___ Source data
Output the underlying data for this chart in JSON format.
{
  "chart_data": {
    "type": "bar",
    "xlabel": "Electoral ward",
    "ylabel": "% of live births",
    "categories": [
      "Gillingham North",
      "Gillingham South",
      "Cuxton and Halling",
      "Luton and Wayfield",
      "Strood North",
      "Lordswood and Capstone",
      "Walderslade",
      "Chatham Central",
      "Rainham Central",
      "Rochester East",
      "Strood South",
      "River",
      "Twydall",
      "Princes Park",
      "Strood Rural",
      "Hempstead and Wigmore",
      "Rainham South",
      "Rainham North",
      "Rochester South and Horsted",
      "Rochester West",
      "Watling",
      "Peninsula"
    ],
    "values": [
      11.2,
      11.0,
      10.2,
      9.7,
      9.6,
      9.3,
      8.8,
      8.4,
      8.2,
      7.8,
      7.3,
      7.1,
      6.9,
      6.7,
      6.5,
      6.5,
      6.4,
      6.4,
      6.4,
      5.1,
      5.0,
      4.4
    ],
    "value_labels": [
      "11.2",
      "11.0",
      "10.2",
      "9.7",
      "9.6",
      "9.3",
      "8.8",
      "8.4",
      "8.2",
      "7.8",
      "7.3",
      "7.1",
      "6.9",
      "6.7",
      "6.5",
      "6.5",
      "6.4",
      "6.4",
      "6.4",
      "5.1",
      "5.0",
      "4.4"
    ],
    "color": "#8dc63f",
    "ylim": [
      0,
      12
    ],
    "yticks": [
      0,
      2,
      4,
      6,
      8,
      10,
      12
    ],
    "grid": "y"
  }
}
______
___ Source data
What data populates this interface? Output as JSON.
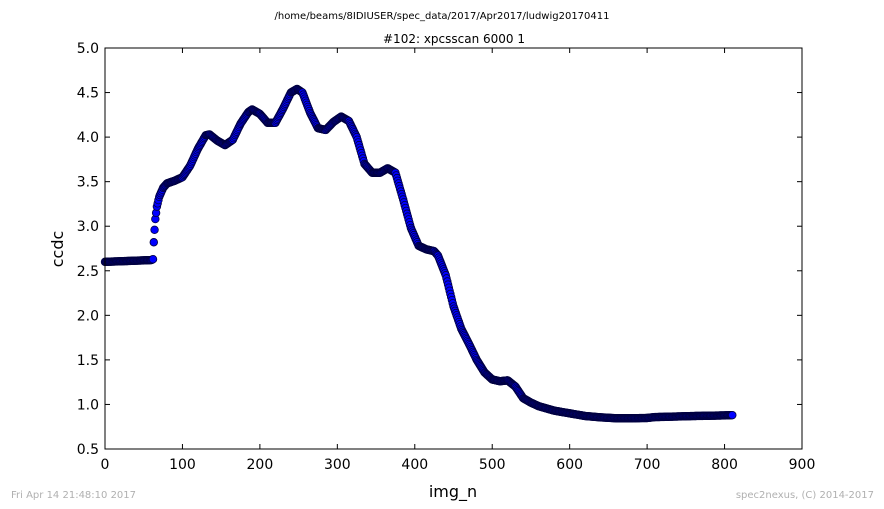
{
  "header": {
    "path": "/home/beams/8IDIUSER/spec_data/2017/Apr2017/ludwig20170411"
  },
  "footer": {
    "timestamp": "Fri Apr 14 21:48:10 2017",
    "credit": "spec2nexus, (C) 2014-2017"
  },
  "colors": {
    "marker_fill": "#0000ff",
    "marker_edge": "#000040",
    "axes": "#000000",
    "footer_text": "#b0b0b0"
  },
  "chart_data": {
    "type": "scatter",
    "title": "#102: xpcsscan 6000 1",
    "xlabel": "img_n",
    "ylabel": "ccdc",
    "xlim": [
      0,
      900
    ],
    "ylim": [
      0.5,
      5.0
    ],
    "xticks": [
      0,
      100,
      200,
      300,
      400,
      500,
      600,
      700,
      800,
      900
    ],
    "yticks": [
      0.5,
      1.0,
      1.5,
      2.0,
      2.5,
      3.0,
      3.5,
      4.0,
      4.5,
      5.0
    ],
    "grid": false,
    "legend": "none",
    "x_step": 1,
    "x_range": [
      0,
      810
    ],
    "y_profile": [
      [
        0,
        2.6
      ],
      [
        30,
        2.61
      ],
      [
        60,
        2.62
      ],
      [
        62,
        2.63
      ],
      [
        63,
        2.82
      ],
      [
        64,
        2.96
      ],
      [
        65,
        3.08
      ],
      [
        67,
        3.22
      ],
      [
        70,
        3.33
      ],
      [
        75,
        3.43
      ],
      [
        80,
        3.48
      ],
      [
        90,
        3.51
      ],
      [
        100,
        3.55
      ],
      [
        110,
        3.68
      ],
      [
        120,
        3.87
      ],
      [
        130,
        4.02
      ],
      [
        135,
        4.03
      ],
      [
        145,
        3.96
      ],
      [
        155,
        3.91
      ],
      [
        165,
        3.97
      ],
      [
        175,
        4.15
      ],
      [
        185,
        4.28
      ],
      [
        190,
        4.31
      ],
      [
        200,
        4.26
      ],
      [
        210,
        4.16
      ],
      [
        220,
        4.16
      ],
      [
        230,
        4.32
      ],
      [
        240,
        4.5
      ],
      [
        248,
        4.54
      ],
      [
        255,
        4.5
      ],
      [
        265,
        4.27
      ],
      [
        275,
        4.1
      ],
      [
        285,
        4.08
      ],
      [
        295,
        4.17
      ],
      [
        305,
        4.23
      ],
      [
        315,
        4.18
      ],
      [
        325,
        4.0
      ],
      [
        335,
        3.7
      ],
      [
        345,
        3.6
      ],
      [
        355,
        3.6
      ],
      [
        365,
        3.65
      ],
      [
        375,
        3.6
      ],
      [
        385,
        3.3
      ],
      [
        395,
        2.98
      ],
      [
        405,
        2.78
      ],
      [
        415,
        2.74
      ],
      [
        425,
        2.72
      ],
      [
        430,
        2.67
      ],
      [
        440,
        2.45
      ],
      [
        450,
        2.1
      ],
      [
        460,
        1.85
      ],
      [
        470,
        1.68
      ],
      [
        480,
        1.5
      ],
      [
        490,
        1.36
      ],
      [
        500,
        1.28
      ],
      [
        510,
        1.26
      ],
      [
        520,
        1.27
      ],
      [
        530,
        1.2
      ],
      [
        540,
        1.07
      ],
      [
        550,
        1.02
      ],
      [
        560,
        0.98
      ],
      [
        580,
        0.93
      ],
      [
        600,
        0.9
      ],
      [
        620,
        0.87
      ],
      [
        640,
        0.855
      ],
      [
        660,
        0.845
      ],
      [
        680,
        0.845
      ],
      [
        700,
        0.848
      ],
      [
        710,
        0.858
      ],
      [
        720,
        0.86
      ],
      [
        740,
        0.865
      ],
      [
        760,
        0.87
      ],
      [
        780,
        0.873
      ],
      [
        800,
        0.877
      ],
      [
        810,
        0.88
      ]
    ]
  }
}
______
## Set problem
Count every line in the entries above where the word "JSON" appears; respond with the number alone.

## Task result
2